_REQUIREMENTS_
Every record below should be transcribed exactly. Omit the images.

_EXTRACTED INFORMATION_
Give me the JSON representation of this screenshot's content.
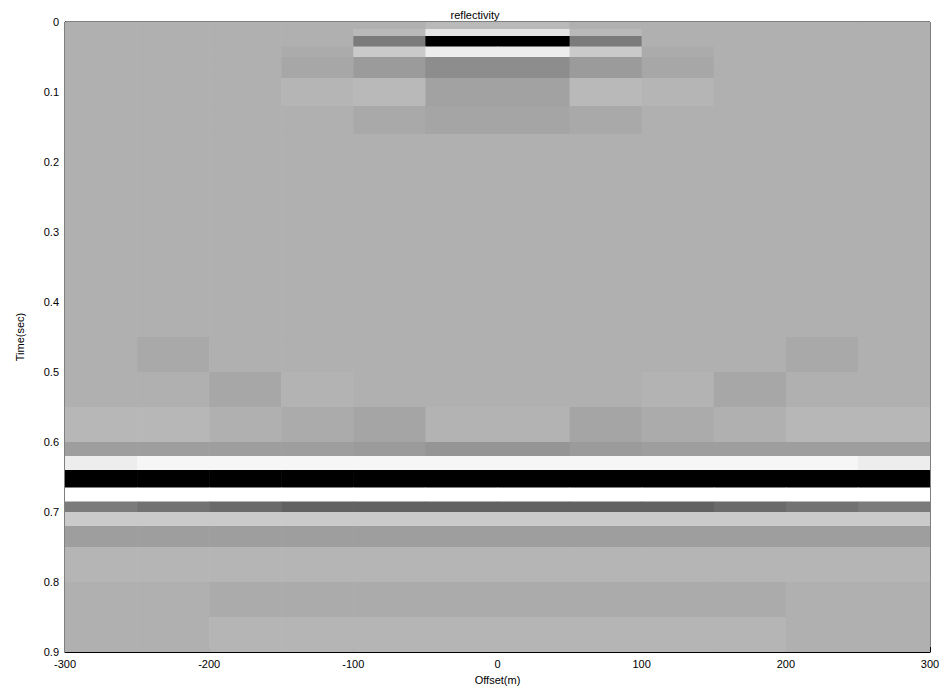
{
  "chart_data": {
    "type": "heatmap",
    "title": "reflectivity",
    "x_label": "Offset(m)",
    "y_label": "Time(sec)",
    "xlim": [
      -300,
      300
    ],
    "xticks": [
      -300,
      -200,
      -100,
      0,
      100,
      200,
      300
    ],
    "ylim": [
      0,
      0.9
    ],
    "yticks": [
      0,
      0.1,
      0.2,
      0.3,
      0.4,
      0.5,
      0.6,
      0.7,
      0.8,
      0.9
    ],
    "x_edges": [
      -300,
      -250,
      -200,
      -150,
      -100,
      -50,
      0,
      50,
      100,
      150,
      200,
      250,
      300
    ],
    "y_edges": [
      0,
      0.01,
      0.02,
      0.035,
      0.05,
      0.08,
      0.12,
      0.16,
      0.45,
      0.5,
      0.55,
      0.6,
      0.62,
      0.64,
      0.665,
      0.685,
      0.7,
      0.72,
      0.75,
      0.8,
      0.85,
      0.9
    ],
    "clim": [
      -1,
      0.45
    ],
    "cells": [
      [
        0,
        0,
        0,
        0,
        0,
        0.05,
        0.05,
        0,
        0,
        0,
        0,
        0
      ],
      [
        0,
        0,
        0,
        0,
        0.05,
        0.3,
        0.3,
        0.05,
        0,
        0,
        0,
        0
      ],
      [
        0,
        0,
        0,
        0,
        -0.3,
        -1,
        -1,
        -0.3,
        0,
        0,
        0,
        0
      ],
      [
        0,
        0,
        0,
        -0.03,
        0.15,
        0.35,
        0.35,
        0.15,
        -0.03,
        0,
        0,
        0
      ],
      [
        0,
        0,
        0,
        -0.05,
        -0.12,
        -0.2,
        -0.2,
        -0.12,
        -0.05,
        0,
        0,
        0
      ],
      [
        0,
        0,
        0,
        0.03,
        0.05,
        -0.08,
        -0.08,
        0.05,
        0.03,
        0,
        0,
        0
      ],
      [
        0,
        0,
        0,
        0,
        -0.04,
        -0.06,
        -0.06,
        -0.04,
        0,
        0,
        0,
        0
      ],
      [
        0,
        0,
        0,
        0,
        0,
        0,
        0,
        0,
        0,
        0,
        0,
        0
      ],
      [
        0,
        -0.04,
        0,
        0,
        0,
        0,
        0,
        0,
        0,
        0,
        -0.04,
        0
      ],
      [
        0,
        0,
        -0.05,
        0.02,
        0,
        0,
        0,
        0,
        0.02,
        -0.05,
        0,
        0
      ],
      [
        0.04,
        0.04,
        0,
        -0.03,
        -0.06,
        0.02,
        0.02,
        -0.06,
        -0.03,
        0,
        0.04,
        0.04
      ],
      [
        -0.1,
        -0.1,
        -0.1,
        -0.1,
        -0.12,
        -0.15,
        -0.15,
        -0.12,
        -0.1,
        -0.1,
        -0.1,
        -0.1
      ],
      [
        0.35,
        0.4,
        0.4,
        0.4,
        0.4,
        0.4,
        0.4,
        0.4,
        0.4,
        0.4,
        0.4,
        0.35
      ],
      [
        -1,
        -1,
        -1,
        -1,
        -1,
        -1,
        -1,
        -1,
        -1,
        -1,
        -1,
        -1
      ],
      [
        0.45,
        0.45,
        0.45,
        0.45,
        0.45,
        0.45,
        0.45,
        0.45,
        0.45,
        0.45,
        0.45,
        0.45
      ],
      [
        -0.3,
        -0.35,
        -0.4,
        -0.45,
        -0.45,
        -0.45,
        -0.45,
        -0.45,
        -0.45,
        -0.4,
        -0.35,
        -0.3
      ],
      [
        0.15,
        0.15,
        0.15,
        0.15,
        0.15,
        0.15,
        0.15,
        0.15,
        0.15,
        0.15,
        0.15,
        0.15
      ],
      [
        -0.1,
        -0.1,
        -0.1,
        -0.1,
        -0.1,
        -0.1,
        -0.1,
        -0.1,
        -0.1,
        -0.1,
        -0.1,
        -0.1
      ],
      [
        0.03,
        0.03,
        0.03,
        0.03,
        0.03,
        0.03,
        0.03,
        0.03,
        0.03,
        0.03,
        0.03,
        0.03
      ],
      [
        0,
        0,
        -0.03,
        -0.03,
        -0.03,
        -0.03,
        -0.03,
        -0.03,
        -0.03,
        -0.03,
        0,
        0
      ],
      [
        0,
        0,
        0.03,
        0.03,
        0.03,
        0.03,
        0.03,
        0.03,
        0.03,
        0.03,
        0,
        0
      ]
    ],
    "grid": false
  }
}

_COMPLETE RESPONSE_
Give me the JSON representation of this screenshot's content.
{
  "chart_data": {
    "type": "heatmap",
    "title": "reflectivity",
    "x_label": "Offset(m)",
    "y_label": "Time(sec)",
    "xlim": [
      -300,
      300
    ],
    "xticks": [
      -300,
      -200,
      -100,
      0,
      100,
      200,
      300
    ],
    "ylim": [
      0,
      0.9
    ],
    "yticks": [
      0,
      0.1,
      0.2,
      0.3,
      0.4,
      0.5,
      0.6,
      0.7,
      0.8,
      0.9
    ],
    "x_edges": [
      -300,
      -250,
      -200,
      -150,
      -100,
      -50,
      0,
      50,
      100,
      150,
      200,
      250,
      300
    ],
    "y_edges": [
      0,
      0.01,
      0.02,
      0.035,
      0.05,
      0.08,
      0.12,
      0.16,
      0.45,
      0.5,
      0.55,
      0.6,
      0.62,
      0.64,
      0.665,
      0.685,
      0.7,
      0.72,
      0.75,
      0.8,
      0.85,
      0.9
    ],
    "clim": [
      -1,
      0.45
    ],
    "cells": [
      [
        0,
        0,
        0,
        0,
        0,
        0.05,
        0.05,
        0,
        0,
        0,
        0,
        0
      ],
      [
        0,
        0,
        0,
        0,
        0.05,
        0.3,
        0.3,
        0.05,
        0,
        0,
        0,
        0
      ],
      [
        0,
        0,
        0,
        0,
        -0.3,
        -1,
        -1,
        -0.3,
        0,
        0,
        0,
        0
      ],
      [
        0,
        0,
        0,
        -0.03,
        0.15,
        0.35,
        0.35,
        0.15,
        -0.03,
        0,
        0,
        0
      ],
      [
        0,
        0,
        0,
        -0.05,
        -0.12,
        -0.2,
        -0.2,
        -0.12,
        -0.05,
        0,
        0,
        0
      ],
      [
        0,
        0,
        0,
        0.03,
        0.05,
        -0.08,
        -0.08,
        0.05,
        0.03,
        0,
        0,
        0
      ],
      [
        0,
        0,
        0,
        0,
        -0.04,
        -0.06,
        -0.06,
        -0.04,
        0,
        0,
        0,
        0
      ],
      [
        0,
        0,
        0,
        0,
        0,
        0,
        0,
        0,
        0,
        0,
        0,
        0
      ],
      [
        0,
        -0.04,
        0,
        0,
        0,
        0,
        0,
        0,
        0,
        0,
        -0.04,
        0
      ],
      [
        0,
        0,
        -0.05,
        0.02,
        0,
        0,
        0,
        0,
        0.02,
        -0.05,
        0,
        0
      ],
      [
        0.04,
        0.04,
        0,
        -0.03,
        -0.06,
        0.02,
        0.02,
        -0.06,
        -0.03,
        0,
        0.04,
        0.04
      ],
      [
        -0.1,
        -0.1,
        -0.1,
        -0.1,
        -0.12,
        -0.15,
        -0.15,
        -0.12,
        -0.1,
        -0.1,
        -0.1,
        -0.1
      ],
      [
        0.35,
        0.4,
        0.4,
        0.4,
        0.4,
        0.4,
        0.4,
        0.4,
        0.4,
        0.4,
        0.4,
        0.35
      ],
      [
        -1,
        -1,
        -1,
        -1,
        -1,
        -1,
        -1,
        -1,
        -1,
        -1,
        -1,
        -1
      ],
      [
        0.45,
        0.45,
        0.45,
        0.45,
        0.45,
        0.45,
        0.45,
        0.45,
        0.45,
        0.45,
        0.45,
        0.45
      ],
      [
        -0.3,
        -0.35,
        -0.4,
        -0.45,
        -0.45,
        -0.45,
        -0.45,
        -0.45,
        -0.45,
        -0.4,
        -0.35,
        -0.3
      ],
      [
        0.15,
        0.15,
        0.15,
        0.15,
        0.15,
        0.15,
        0.15,
        0.15,
        0.15,
        0.15,
        0.15,
        0.15
      ],
      [
        -0.1,
        -0.1,
        -0.1,
        -0.1,
        -0.1,
        -0.1,
        -0.1,
        -0.1,
        -0.1,
        -0.1,
        -0.1,
        -0.1
      ],
      [
        0.03,
        0.03,
        0.03,
        0.03,
        0.03,
        0.03,
        0.03,
        0.03,
        0.03,
        0.03,
        0.03,
        0.03
      ],
      [
        0,
        0,
        -0.03,
        -0.03,
        -0.03,
        -0.03,
        -0.03,
        -0.03,
        -0.03,
        -0.03,
        0,
        0
      ],
      [
        0,
        0,
        0.03,
        0.03,
        0.03,
        0.03,
        0.03,
        0.03,
        0.03,
        0.03,
        0,
        0
      ]
    ],
    "grid": false
  }
}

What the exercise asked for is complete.